Materials provided ->
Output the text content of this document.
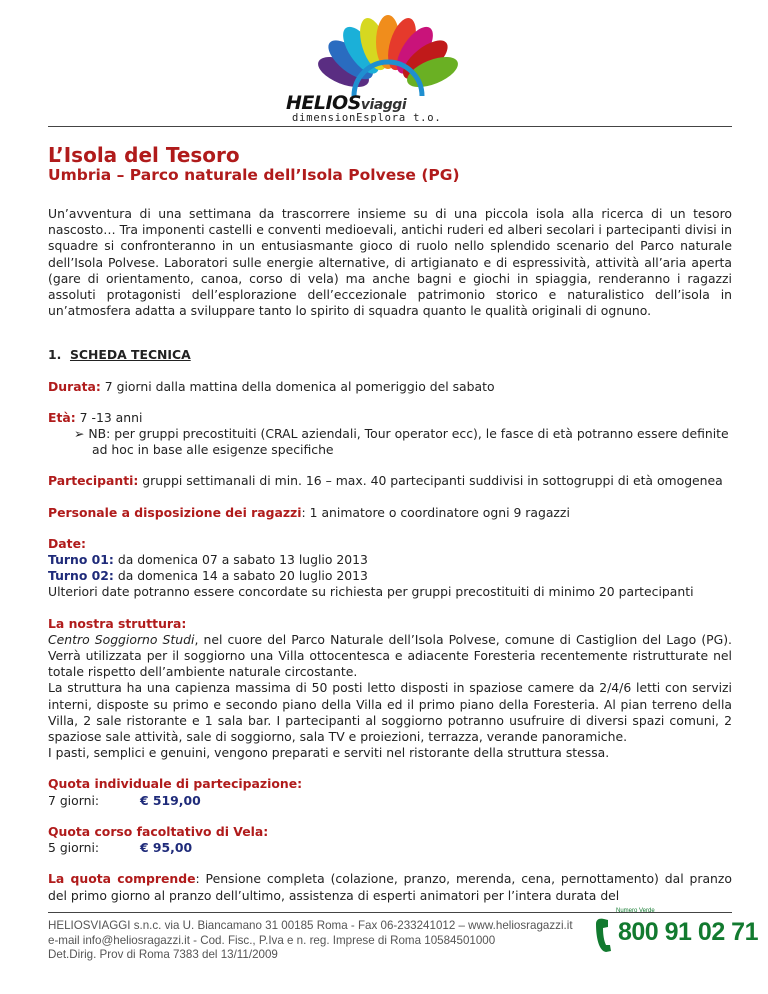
HELIOSviaggi
dimensionEsplora t.o.
L’Isola del Tesoro
Umbria – Parco naturale dell’Isola Polvese (PG)

Un’avventura di una settimana da trascorrere insieme su di una piccola isola alla ricerca di un tesoro nascosto… Tra imponenti castelli e conventi medioevali, antichi ruderi ed alberi secolari i partecipanti divisi in squadre si confronteranno in un entusiasmante gioco di ruolo nello splendido scenario del Parco naturale dell’Isola Polvese. Laboratori sulle energie alternative, di artigianato e di espressività, attività all’aria aperta (gare di orientamento, canoa, corso di vela) ma anche bagni e giochi in spiaggia, renderanno i ragazzi assoluti protagonisti dell’esplorazione dell’eccezionale patrimonio storico e naturalistico dell’isola in un’atmosfera adatta a sviluppare tanto lo spirito di squadra quanto le qualità originali di ognuno.

1. SCHEDA TECNICA

Durata: 7 giorni dalla mattina della domenica al pomeriggio del sabato

Età: 7 -13 anni

➢ NB: per gruppi precostituiti (CRAL aziendali, Tour operator ecc), le fasce di età potranno essere definite ad hoc in base alle esigenze specifiche

Partecipanti: gruppi settimanali di min. 16 – max. 40 partecipanti suddivisi in sottogruppi di età omogenea

Personale a disposizione dei ragazzi: 1 animatore o coordinatore ogni 9 ragazzi

Date:

Turno 01: da domenica 07 a sabato 13 luglio 2013

Turno 02: da domenica 14 a sabato 20 luglio 2013

Ulteriori date potranno essere concordate su richiesta per gruppi precostituiti di minimo 20 partecipanti

La nostra struttura:

Centro Soggiorno Studi, nel cuore del Parco Naturale dell’Isola Polvese, comune di Castiglion del Lago (PG). Verrà utilizzata per il soggiorno una Villa ottocentesca e adiacente Foresteria recentemente ristrutturate nel totale rispetto dell’ambiente naturale circostante.

La struttura ha una capienza massima di 50 posti letto disposti in spaziose camere da 2/4/6 letti con servizi interni, disposte su primo e secondo piano della Villa ed il primo piano della Foresteria. Al pian terreno della Villa, 2 sale ristorante e 1 sala bar. I partecipanti al soggiorno potranno usufruire di diversi spazi comuni, 2 spaziose sale attività, sale di soggiorno, sala TV e proiezioni, terrazza, verande panoramiche.

I pasti, semplici e genuini, vengono preparati e serviti nel ristorante della struttura stessa.

Quota individuale di partecipazione:

7 giorni:	€ 519,00

Quota corso facoltativo di Vela:

5 giorni:	€ 95,00

La quota comprende: Pensione completa (colazione, pranzo, merenda, cena, pernottamento) dal pranzo del primo giorno al pranzo dell’ultimo, assistenza di esperti animatori per l’intera durata del

HELIOSVIAGGI s.n.c. via U. Biancamano 31 00185 Roma - Fax 06-233241012 – www.heliosragazzi.it
e-mail info@heliosragazzi.it - Cod. Fisc., P.Iva e n. reg. Imprese di Roma 10584501000
Det.Dirig. Prov di Roma 7383 del 13/11/2009
Numero Verde
800 91 02 71
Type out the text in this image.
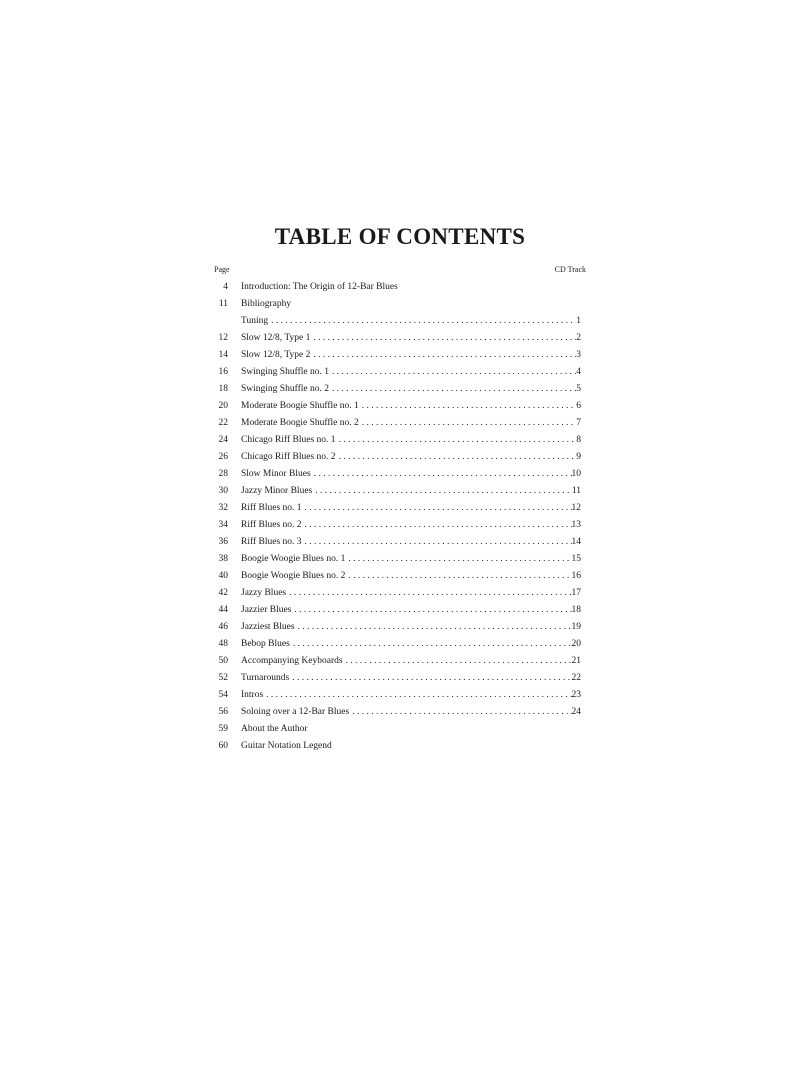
TABLE OF CONTENTS
Page	CD Track
4 Introduction: The Origin of 12-Bar Blues
11 Bibliography
Tuning . . .	1
12 Slow 12/8, Type 1 . . .	2
14 Slow 12/8, Type 2 . . .	3
16 Swinging Shuffle no. 1 . . .	4
18 Swinging Shuffle no. 2 . . .	5
20 Moderate Boogie Shuffle no. 1 . . .	6
22 Moderate Boogie Shuffle no. 2 . . .	7
24 Chicago Riff Blues no. 1 . . .	8
26 Chicago Riff Blues no. 2 . . .	9
28 Slow Minor Blues . . .	10
30 Jazzy Minor Blues . . .	11
32 Riff Blues no. 1 . . .	12
34 Riff Blues no. 2 . . .	13
36 Riff Blues no. 3 . . .	14
38 Boogie Woogie Blues no. 1 . . .	15
40 Boogie Woogie Blues no. 2 . . .	16
42 Jazzy Blues . . .	17
44 Jazzier Blues . . .	18
46 Jazziest Blues . . .	19
48 Bebop Blues . . .	20
50 Accompanying Keyboards . . .	21
52 Turnarounds . . .	22
54 Intros . . .	23
56 Soloing over a 12-Bar Blues . . .	24
59 About the Author
60 Guitar Notation Legend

To do -> Pictures excluded, quote all the data above exactly.

Response ->
Output the text content of this document.
HELIOSviaggi
dimensionEsplora t.o.
L’Isola del Tesoro
Umbria – Parco naturale dell’Isola Polvese (PG)

Un’avventura di una settimana da trascorrere insieme su di una piccola isola alla ricerca di un tesoro nascosto… Tra imponenti castelli e conventi medioevali, antichi ruderi ed alberi secolari i partecipanti divisi in squadre si confronteranno in un entusiasmante gioco di ruolo nello splendido scenario del Parco naturale dell’Isola Polvese. Laboratori sulle energie alternative, di artigianato e di espressività, attività all’aria aperta (gare di orientamento, canoa, corso di vela) ma anche bagni e giochi in spiaggia, renderanno i ragazzi assoluti protagonisti dell’esplorazione dell’eccezionale patrimonio storico e naturalistico dell’isola in un’atmosfera adatta a sviluppare tanto lo spirito di squadra quanto le qualità originali di ognuno.

1. SCHEDA TECNICA

Durata: 7 giorni dalla mattina della domenica al pomeriggio del sabato

Età: 7 -13 anni

➢ NB: per gruppi precostituiti (CRAL aziendali, Tour operator ecc), le fasce di età potranno essere definite ad hoc in base alle esigenze specifiche

Partecipanti: gruppi settimanali di min. 16 – max. 40 partecipanti suddivisi in sottogruppi di età omogenea

Personale a disposizione dei ragazzi: 1 animatore o coordinatore ogni 9 ragazzi

Date:

Turno 01: da domenica 07 a sabato 13 luglio 2013

Turno 02: da domenica 14 a sabato 20 luglio 2013

Ulteriori date potranno essere concordate su richiesta per gruppi precostituiti di minimo 20 partecipanti

La nostra struttura:

Centro Soggiorno Studi, nel cuore del Parco Naturale dell’Isola Polvese, comune di Castiglion del Lago (PG). Verrà utilizzata per il soggiorno una Villa ottocentesca e adiacente Foresteria recentemente ristrutturate nel totale rispetto dell’ambiente naturale circostante.

La struttura ha una capienza massima di 50 posti letto disposti in spaziose camere da 2/4/6 letti con servizi interni, disposte su primo e secondo piano della Villa ed il primo piano della Foresteria. Al pian terreno della Villa, 2 sale ristorante e 1 sala bar. I partecipanti al soggiorno potranno usufruire di diversi spazi comuni, 2 spaziose sale attività, sale di soggiorno, sala TV e proiezioni, terrazza, verande panoramiche.

I pasti, semplici e genuini, vengono preparati e serviti nel ristorante della struttura stessa.

Quota individuale di partecipazione:

7 giorni:	€ 519,00

Quota corso facoltativo di Vela:

5 giorni:	€ 95,00

La quota comprende: Pensione completa (colazione, pranzo, merenda, cena, pernottamento) dal pranzo del primo giorno al pranzo dell’ultimo, assistenza di esperti animatori per l’intera durata del

HELIOSVIAGGI s.n.c. via U. Biancamano 31 00185 Roma - Fax 06-233241012 – www.heliosragazzi.it
e-mail info@heliosragazzi.it - Cod. Fisc., P.Iva e n. reg. Imprese di Roma 10584501000
Det.Dirig. Prov di Roma 7383 del 13/11/2009
Numero Verde
800 91 02 71
Type out the text in this image.
TABLE OF CONTENTS
Page	CD Track
4 Introduction: The Origin of 12-Bar Blues
11 Bibliography
Tuning . . .	1
12 Slow 12/8, Type 1 . . .	2
14 Slow 12/8, Type 2 . . .	3
16 Swinging Shuffle no. 1 . . .	4
18 Swinging Shuffle no. 2 . . .	5
20 Moderate Boogie Shuffle no. 1 . . .	6
22 Moderate Boogie Shuffle no. 2 . . .	7
24 Chicago Riff Blues no. 1 . . .	8
26 Chicago Riff Blues no. 2 . . .	9
28 Slow Minor Blues . . .	10
30 Jazzy Minor Blues . . .	11
32 Riff Blues no. 1 . . .	12
34 Riff Blues no. 2 . . .	13
36 Riff Blues no. 3 . . .	14
38 Boogie Woogie Blues no. 1 . . .	15
40 Boogie Woogie Blues no. 2 . . .	16
42 Jazzy Blues . . .	17
44 Jazzier Blues . . .	18
46 Jazziest Blues . . .	19
48 Bebop Blues . . .	20
50 Accompanying Keyboards . . .	21
52 Turnarounds . . .	22
54 Intros . . .	23
56 Soloing over a 12-Bar Blues . . .	24
59 About the Author
60 Guitar Notation Legend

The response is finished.